WHAT IS BEING ASKED.
Print the lines from the line with "sidebar-item-acces-centrale[interactable]: → ACCES" to the line with "sidebar-item-creer-compte-sms[interactable]: → CREER", both included, exactly as they appear in the records.

__________________________________________________

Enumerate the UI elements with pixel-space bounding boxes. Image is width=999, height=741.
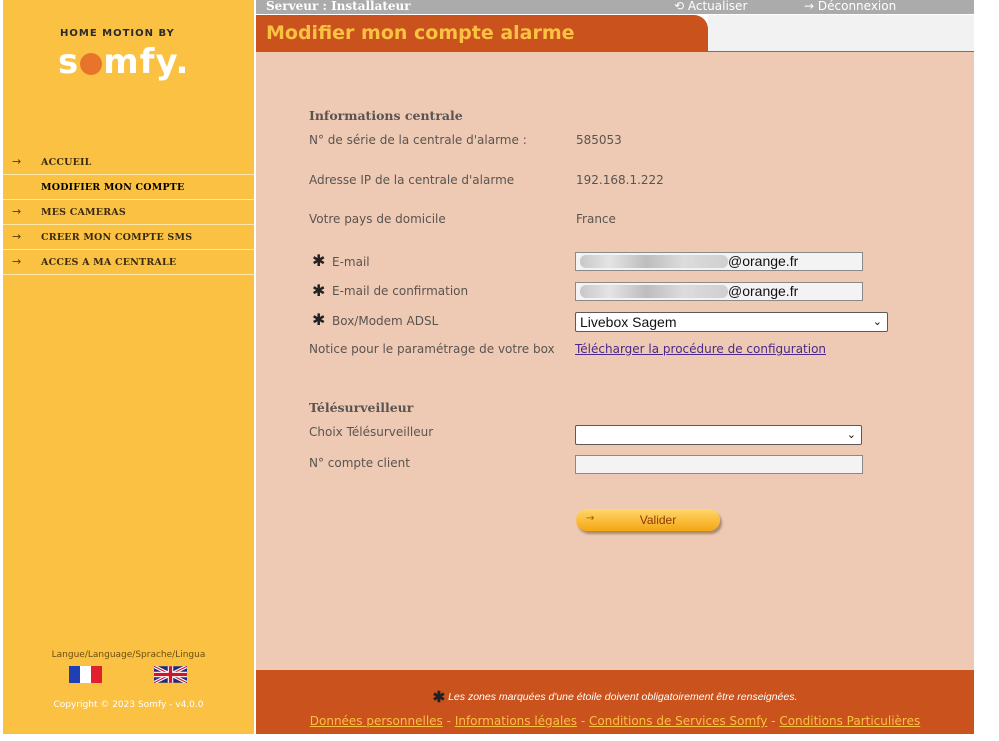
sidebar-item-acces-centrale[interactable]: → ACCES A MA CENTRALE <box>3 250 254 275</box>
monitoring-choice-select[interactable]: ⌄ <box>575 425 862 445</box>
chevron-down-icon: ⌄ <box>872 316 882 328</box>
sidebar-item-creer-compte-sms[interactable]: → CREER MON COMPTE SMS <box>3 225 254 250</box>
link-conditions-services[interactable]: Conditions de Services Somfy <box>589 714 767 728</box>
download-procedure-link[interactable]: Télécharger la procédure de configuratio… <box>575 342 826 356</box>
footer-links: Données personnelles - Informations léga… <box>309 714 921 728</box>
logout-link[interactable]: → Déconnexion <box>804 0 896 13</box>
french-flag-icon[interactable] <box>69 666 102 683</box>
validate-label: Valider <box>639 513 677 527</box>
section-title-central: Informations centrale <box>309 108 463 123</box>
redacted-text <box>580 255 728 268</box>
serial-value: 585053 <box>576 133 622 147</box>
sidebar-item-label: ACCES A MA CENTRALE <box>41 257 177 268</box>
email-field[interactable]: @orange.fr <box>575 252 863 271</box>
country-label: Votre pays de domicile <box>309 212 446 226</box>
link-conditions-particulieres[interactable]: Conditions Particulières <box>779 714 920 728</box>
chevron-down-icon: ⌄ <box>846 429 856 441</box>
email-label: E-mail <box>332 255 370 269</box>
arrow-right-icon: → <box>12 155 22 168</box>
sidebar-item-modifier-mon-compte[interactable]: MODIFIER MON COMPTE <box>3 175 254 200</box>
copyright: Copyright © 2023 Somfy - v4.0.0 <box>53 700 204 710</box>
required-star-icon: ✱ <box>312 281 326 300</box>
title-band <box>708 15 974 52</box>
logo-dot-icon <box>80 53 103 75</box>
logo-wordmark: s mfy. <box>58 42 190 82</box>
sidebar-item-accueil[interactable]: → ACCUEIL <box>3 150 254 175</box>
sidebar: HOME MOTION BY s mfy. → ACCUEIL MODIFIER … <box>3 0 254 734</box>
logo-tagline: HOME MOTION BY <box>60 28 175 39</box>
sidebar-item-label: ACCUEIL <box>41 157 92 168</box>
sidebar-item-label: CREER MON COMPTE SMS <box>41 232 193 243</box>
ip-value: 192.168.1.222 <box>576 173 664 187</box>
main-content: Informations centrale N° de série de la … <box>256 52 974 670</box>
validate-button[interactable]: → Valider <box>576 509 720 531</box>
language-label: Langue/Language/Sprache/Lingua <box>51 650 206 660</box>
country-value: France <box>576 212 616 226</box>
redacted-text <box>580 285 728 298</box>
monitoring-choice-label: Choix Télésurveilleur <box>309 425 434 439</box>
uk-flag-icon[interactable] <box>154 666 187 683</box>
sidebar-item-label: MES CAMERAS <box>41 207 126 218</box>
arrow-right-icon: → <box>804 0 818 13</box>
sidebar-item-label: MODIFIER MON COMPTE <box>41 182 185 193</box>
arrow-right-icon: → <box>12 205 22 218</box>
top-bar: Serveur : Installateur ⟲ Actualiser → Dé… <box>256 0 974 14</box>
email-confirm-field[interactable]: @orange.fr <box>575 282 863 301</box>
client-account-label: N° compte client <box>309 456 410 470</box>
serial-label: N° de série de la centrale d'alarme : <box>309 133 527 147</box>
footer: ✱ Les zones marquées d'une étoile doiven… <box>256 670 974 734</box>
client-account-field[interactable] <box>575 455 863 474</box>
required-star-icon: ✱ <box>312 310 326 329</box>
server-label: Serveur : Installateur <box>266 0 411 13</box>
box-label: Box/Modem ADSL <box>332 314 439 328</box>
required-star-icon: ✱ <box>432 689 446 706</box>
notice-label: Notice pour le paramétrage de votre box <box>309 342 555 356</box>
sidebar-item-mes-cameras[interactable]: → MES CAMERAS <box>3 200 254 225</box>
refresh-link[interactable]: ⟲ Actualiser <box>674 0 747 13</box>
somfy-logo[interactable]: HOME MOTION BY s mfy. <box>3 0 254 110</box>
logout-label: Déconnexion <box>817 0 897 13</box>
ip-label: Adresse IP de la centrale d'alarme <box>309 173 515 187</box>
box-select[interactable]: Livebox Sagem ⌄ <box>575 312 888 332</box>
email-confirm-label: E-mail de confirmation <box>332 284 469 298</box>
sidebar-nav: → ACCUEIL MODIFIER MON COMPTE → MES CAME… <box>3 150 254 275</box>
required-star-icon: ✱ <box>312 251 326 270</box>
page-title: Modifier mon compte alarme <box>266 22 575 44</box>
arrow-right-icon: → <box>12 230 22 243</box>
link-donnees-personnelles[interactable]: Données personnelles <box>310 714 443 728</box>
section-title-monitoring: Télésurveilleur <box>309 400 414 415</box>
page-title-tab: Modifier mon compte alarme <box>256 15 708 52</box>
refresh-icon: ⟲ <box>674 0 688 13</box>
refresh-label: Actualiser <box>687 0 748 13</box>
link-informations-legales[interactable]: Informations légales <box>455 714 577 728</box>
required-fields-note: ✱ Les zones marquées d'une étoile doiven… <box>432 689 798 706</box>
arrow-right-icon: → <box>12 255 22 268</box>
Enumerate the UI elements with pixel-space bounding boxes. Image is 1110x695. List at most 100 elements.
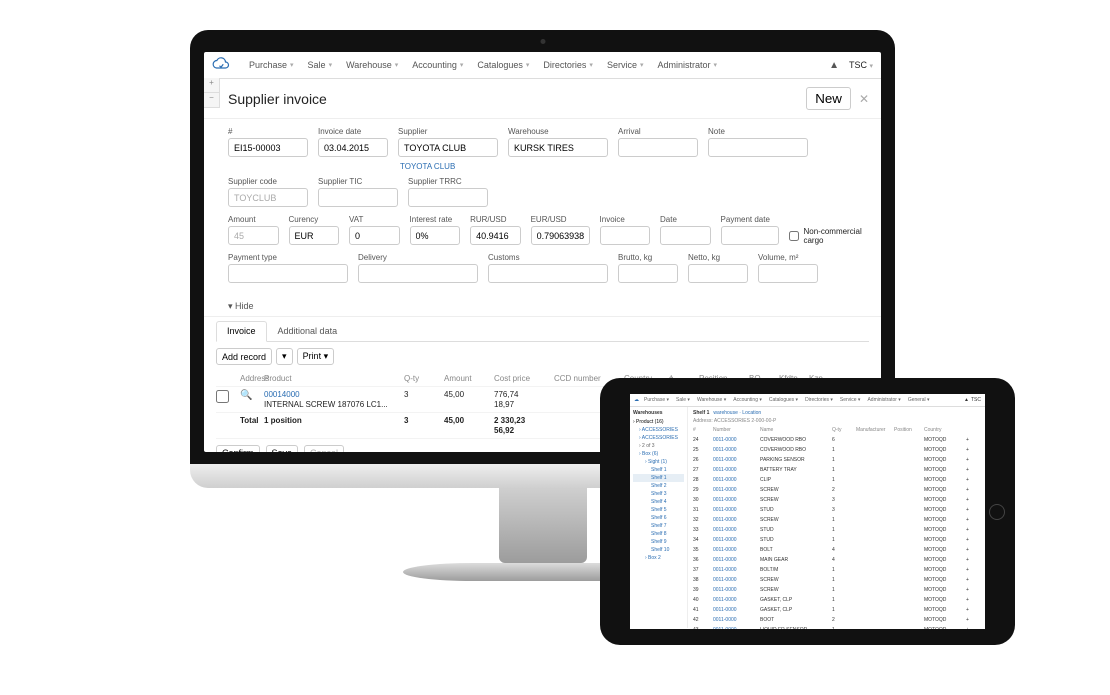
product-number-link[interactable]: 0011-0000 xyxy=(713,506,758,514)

__________________________________________________

RESULT OF THIS EXERCISE.
sidebar-item-acces-centrale[interactable]: → ACCES A MA CENTRALE <box>3 250 254 275</box>
monitoring-choice-select[interactable]: ⌄ <box>575 425 862 445</box>
chevron-down-icon: ⌄ <box>872 316 882 328</box>
sidebar-item-creer-compte-sms[interactable]: → CREER MON COMPTE SMS <box>3 225 254 250</box>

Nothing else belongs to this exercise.